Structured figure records

====

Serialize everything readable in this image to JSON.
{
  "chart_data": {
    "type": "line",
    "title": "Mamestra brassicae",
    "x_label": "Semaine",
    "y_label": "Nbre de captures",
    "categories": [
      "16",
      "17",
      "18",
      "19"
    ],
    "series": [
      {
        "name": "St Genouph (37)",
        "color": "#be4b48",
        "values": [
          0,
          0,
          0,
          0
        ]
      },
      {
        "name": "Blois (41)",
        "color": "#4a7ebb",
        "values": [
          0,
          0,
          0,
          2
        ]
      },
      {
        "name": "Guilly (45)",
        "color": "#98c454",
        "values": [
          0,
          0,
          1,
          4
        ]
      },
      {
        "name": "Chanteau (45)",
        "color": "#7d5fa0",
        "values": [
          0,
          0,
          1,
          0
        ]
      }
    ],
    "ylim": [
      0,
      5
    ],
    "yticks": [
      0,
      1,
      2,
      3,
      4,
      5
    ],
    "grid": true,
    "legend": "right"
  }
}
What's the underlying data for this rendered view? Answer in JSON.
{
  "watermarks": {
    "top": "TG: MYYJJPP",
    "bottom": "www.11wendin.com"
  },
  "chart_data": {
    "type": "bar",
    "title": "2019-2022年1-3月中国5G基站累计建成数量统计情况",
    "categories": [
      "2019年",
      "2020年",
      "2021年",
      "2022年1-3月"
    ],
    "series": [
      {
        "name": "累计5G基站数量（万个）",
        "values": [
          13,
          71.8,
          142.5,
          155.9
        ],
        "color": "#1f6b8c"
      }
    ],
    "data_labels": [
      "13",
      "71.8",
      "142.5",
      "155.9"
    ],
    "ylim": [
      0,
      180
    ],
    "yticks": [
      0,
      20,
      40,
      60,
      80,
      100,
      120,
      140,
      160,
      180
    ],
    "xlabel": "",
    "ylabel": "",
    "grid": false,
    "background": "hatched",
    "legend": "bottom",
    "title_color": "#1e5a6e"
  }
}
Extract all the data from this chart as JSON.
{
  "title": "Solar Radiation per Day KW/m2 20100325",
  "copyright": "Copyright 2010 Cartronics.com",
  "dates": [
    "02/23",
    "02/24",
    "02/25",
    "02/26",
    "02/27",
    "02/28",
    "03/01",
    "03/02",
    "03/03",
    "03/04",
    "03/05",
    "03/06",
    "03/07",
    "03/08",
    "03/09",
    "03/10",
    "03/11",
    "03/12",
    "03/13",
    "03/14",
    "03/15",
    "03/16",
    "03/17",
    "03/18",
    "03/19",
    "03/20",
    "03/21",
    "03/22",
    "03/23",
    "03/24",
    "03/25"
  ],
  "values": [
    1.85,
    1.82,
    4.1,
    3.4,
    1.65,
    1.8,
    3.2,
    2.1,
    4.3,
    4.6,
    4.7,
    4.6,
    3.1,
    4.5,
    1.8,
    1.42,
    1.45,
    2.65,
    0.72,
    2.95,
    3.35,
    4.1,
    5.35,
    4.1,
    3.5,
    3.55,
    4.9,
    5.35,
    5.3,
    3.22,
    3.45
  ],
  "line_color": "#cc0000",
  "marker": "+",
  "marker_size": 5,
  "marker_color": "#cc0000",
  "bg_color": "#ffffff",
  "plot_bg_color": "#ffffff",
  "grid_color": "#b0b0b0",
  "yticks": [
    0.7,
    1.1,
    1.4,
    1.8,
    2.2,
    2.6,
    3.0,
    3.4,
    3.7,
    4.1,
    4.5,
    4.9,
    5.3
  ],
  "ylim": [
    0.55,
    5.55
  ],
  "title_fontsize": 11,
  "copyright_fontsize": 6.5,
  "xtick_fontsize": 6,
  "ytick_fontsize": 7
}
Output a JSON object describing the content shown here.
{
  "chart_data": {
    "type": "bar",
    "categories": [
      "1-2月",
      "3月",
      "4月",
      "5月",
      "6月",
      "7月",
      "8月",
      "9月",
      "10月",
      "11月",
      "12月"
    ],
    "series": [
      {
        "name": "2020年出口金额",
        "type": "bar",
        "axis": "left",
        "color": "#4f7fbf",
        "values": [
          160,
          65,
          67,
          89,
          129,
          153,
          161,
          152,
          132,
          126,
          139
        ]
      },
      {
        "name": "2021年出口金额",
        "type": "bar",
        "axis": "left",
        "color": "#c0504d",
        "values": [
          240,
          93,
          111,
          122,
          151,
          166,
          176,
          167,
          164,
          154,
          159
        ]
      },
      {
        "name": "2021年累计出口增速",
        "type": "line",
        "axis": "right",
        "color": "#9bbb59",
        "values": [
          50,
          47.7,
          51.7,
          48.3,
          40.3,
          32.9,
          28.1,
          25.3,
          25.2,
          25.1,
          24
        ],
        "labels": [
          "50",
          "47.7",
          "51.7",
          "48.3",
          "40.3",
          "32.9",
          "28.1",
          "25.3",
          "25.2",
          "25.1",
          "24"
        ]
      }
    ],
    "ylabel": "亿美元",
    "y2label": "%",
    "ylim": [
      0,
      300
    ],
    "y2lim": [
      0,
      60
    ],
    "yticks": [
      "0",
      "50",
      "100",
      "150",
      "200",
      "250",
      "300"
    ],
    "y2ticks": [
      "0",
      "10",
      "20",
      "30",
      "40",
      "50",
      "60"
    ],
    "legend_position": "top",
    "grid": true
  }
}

====

### [Goal of the exercise]
Return every line of the material exactly.

### [Solution to this problem]
Serialize everything readable in this image to JSON.
{
  "chart_data": {
    "type": "line",
    "title": "Mamestra brassicae",
    "x_label": "Semaine",
    "y_label": "Nbre de captures",
    "categories": [
      "16",
      "17",
      "18",
      "19"
    ],
    "series": [
      {
        "name": "St Genouph (37)",
        "color": "#be4b48",
        "values": [
          0,
          0,
          0,
          0
        ]
      },
      {
        "name": "Blois (41)",
        "color": "#4a7ebb",
        "values": [
          0,
          0,
          0,
          2
        ]
      },
      {
        "name": "Guilly (45)",
        "color": "#98c454",
        "values": [
          0,
          0,
          1,
          4
        ]
      },
      {
        "name": "Chanteau (45)",
        "color": "#7d5fa0",
        "values": [
          0,
          0,
          1,
          0
        ]
      }
    ],
    "ylim": [
      0,
      5
    ],
    "yticks": [
      0,
      1,
      2,
      3,
      4,
      5
    ],
    "grid": true,
    "legend": "right"
  }
}
What's the underlying data for this rendered view? Answer in JSON.
{
  "watermarks": {
    "top": "TG: MYYJJPP",
    "bottom": "www.11wendin.com"
  },
  "chart_data": {
    "type": "bar",
    "title": "2019-2022年1-3月中国5G基站累计建成数量统计情况",
    "categories": [
      "2019年",
      "2020年",
      "2021年",
      "2022年1-3月"
    ],
    "series": [
      {
        "name": "累计5G基站数量（万个）",
        "values": [
          13,
          71.8,
          142.5,
          155.9
        ],
        "color": "#1f6b8c"
      }
    ],
    "data_labels": [
      "13",
      "71.8",
      "142.5",
      "155.9"
    ],
    "ylim": [
      0,
      180
    ],
    "yticks": [
      0,
      20,
      40,
      60,
      80,
      100,
      120,
      140,
      160,
      180
    ],
    "xlabel": "",
    "ylabel": "",
    "grid": false,
    "background": "hatched",
    "legend": "bottom",
    "title_color": "#1e5a6e"
  }
}
Extract all the data from this chart as JSON.
{
  "title": "Solar Radiation per Day KW/m2 20100325",
  "copyright": "Copyright 2010 Cartronics.com",
  "dates": [
    "02/23",
    "02/24",
    "02/25",
    "02/26",
    "02/27",
    "02/28",
    "03/01",
    "03/02",
    "03/03",
    "03/04",
    "03/05",
    "03/06",
    "03/07",
    "03/08",
    "03/09",
    "03/10",
    "03/11",
    "03/12",
    "03/13",
    "03/14",
    "03/15",
    "03/16",
    "03/17",
    "03/18",
    "03/19",
    "03/20",
    "03/21",
    "03/22",
    "03/23",
    "03/24",
    "03/25"
  ],
  "values": [
    1.85,
    1.82,
    4.1,
    3.4,
    1.65,
    1.8,
    3.2,
    2.1,
    4.3,
    4.6,
    4.7,
    4.6,
    3.1,
    4.5,
    1.8,
    1.42,
    1.45,
    2.65,
    0.72,
    2.95,
    3.35,
    4.1,
    5.35,
    4.1,
    3.5,
    3.55,
    4.9,
    5.35,
    5.3,
    3.22,
    3.45
  ],
  "line_color": "#cc0000",
  "marker": "+",
  "marker_size": 5,
  "marker_color": "#cc0000",
  "bg_color": "#ffffff",
  "plot_bg_color": "#ffffff",
  "grid_color": "#b0b0b0",
  "yticks": [
    0.7,
    1.1,
    1.4,
    1.8,
    2.2,
    2.6,
    3.0,
    3.4,
    3.7,
    4.1,
    4.5,
    4.9,
    5.3
  ],
  "ylim": [
    0.55,
    5.55
  ],
  "title_fontsize": 11,
  "copyright_fontsize": 6.5,
  "xtick_fontsize": 6,
  "ytick_fontsize": 7
}
Output a JSON object describing the content shown here.
{
  "chart_data": {
    "type": "bar",
    "categories": [
      "1-2月",
      "3月",
      "4月",
      "5月",
      "6月",
      "7月",
      "8月",
      "9月",
      "10月",
      "11月",
      "12月"
    ],
    "series": [
      {
        "name": "2020年出口金额",
        "type": "bar",
        "axis": "left",
        "color": "#4f7fbf",
        "values": [
          160,
          65,
          67,
          89,
          129,
          153,
          161,
          152,
          132,
          126,
          139
        ]
      },
      {
        "name": "2021年出口金额",
        "type": "bar",
        "axis": "left",
        "color": "#c0504d",
        "values": [
          240,
          93,
          111,
          122,
          151,
          166,
          176,
          167,
          164,
          154,
          159
        ]
      },
      {
        "name": "2021年累计出口增速",
        "type": "line",
        "axis": "right",
        "color": "#9bbb59",
        "values": [
          50,
          47.7,
          51.7,
          48.3,
          40.3,
          32.9,
          28.1,
          25.3,
          25.2,
          25.1,
          24
        ],
        "labels": [
          "50",
          "47.7",
          "51.7",
          "48.3",
          "40.3",
          "32.9",
          "28.1",
          "25.3",
          "25.2",
          "25.1",
          "24"
        ]
      }
    ],
    "ylabel": "亿美元",
    "y2label": "%",
    "ylim": [
      0,
      300
    ],
    "y2lim": [
      0,
      60
    ],
    "yticks": [
      "0",
      "50",
      "100",
      "150",
      "200",
      "250",
      "300"
    ],
    "y2ticks": [
      "0",
      "10",
      "20",
      "30",
      "40",
      "50",
      "60"
    ],
    "legend_position": "top",
    "grid": true
  }
}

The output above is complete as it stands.